# start of RECORDS

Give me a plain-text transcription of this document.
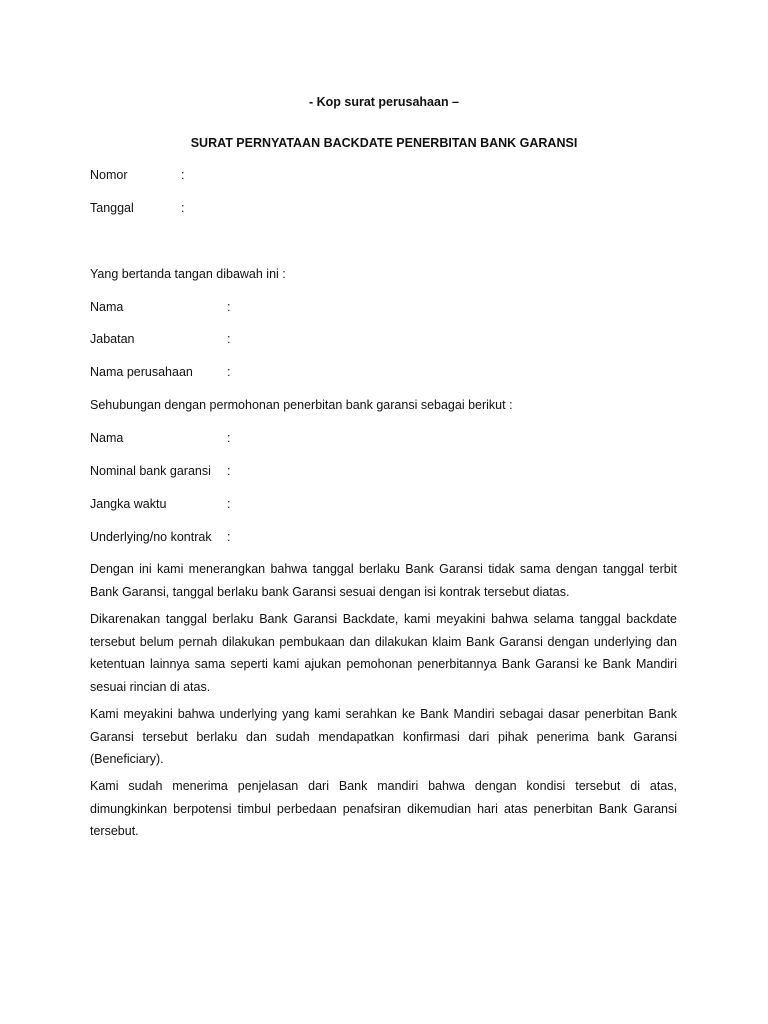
- Kop surat perusahaan –
SURAT PERNYATAAN BACKDATE PENERBITAN BANK GARANSI
Nomor	:
Tanggal	:
Yang bertanda tangan dibawah ini :
Nama	:
Jabatan	:
Nama perusahaan	:
Sehubungan dengan permohonan penerbitan bank garansi sebagai berikut :
Nama	:
Nominal bank garansi :
Jangka waktu	:
Underlying/no kontrak :

Dengan ini kami menerangkan bahwa tanggal berlaku Bank Garansi tidak sama dengan tanggal terbit Bank Garansi, tanggal berlaku bank Garansi sesuai dengan isi kontrak tersebut diatas.

Dikarenakan tanggal berlaku Bank Garansi Backdate, kami meyakini bahwa selama tanggal backdate tersebut belum pernah dilakukan pembukaan dan dilakukan klaim Bank Garansi dengan underlying dan ketentuan lainnya sama seperti kami ajukan pemohonan penerbitannya Bank Garansi ke Bank Mandiri sesuai rincian di atas.

Kami meyakini bahwa underlying yang kami serahkan ke Bank Mandiri sebagai dasar penerbitan Bank Garansi tersebut berlaku dan sudah mendapatkan konfirmasi dari pihak penerima bank Garansi (Beneficiary).

Kami sudah menerima penjelasan dari Bank mandiri bahwa dengan kondisi tersebut di atas, dimungkinkan berpotensi timbul perbedaan penafsiran dikemudian hari atas penerbitan Bank Garansi tersebut.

# end of RECORDS

SHORT PROBLEM: Reproduce the entries exactly. Do not carry over any picture.

SOLVED PROBLEM:
Give me a plain-text transcription of this document.
- Kop surat perusahaan –
SURAT PERNYATAAN BACKDATE PENERBITAN BANK GARANSI
Nomor	:
Tanggal	:
Yang bertanda tangan dibawah ini :
Nama	:
Jabatan	:
Nama perusahaan	:
Sehubungan dengan permohonan penerbitan bank garansi sebagai berikut :
Nama	:
Nominal bank garansi :
Jangka waktu	:
Underlying/no kontrak :

Dengan ini kami menerangkan bahwa tanggal berlaku Bank Garansi tidak sama dengan tanggal terbit Bank Garansi, tanggal berlaku bank Garansi sesuai dengan isi kontrak tersebut diatas.

Dikarenakan tanggal berlaku Bank Garansi Backdate, kami meyakini bahwa selama tanggal backdate tersebut belum pernah dilakukan pembukaan dan dilakukan klaim Bank Garansi dengan underlying dan ketentuan lainnya sama seperti kami ajukan pemohonan penerbitannya Bank Garansi ke Bank Mandiri sesuai rincian di atas.

Kami meyakini bahwa underlying yang kami serahkan ke Bank Mandiri sebagai dasar penerbitan Bank Garansi tersebut berlaku dan sudah mendapatkan konfirmasi dari pihak penerima bank Garansi (Beneficiary).

Kami sudah menerima penjelasan dari Bank mandiri bahwa dengan kondisi tersebut di atas, dimungkinkan berpotensi timbul perbedaan penafsiran dikemudian hari atas penerbitan Bank Garansi tersebut.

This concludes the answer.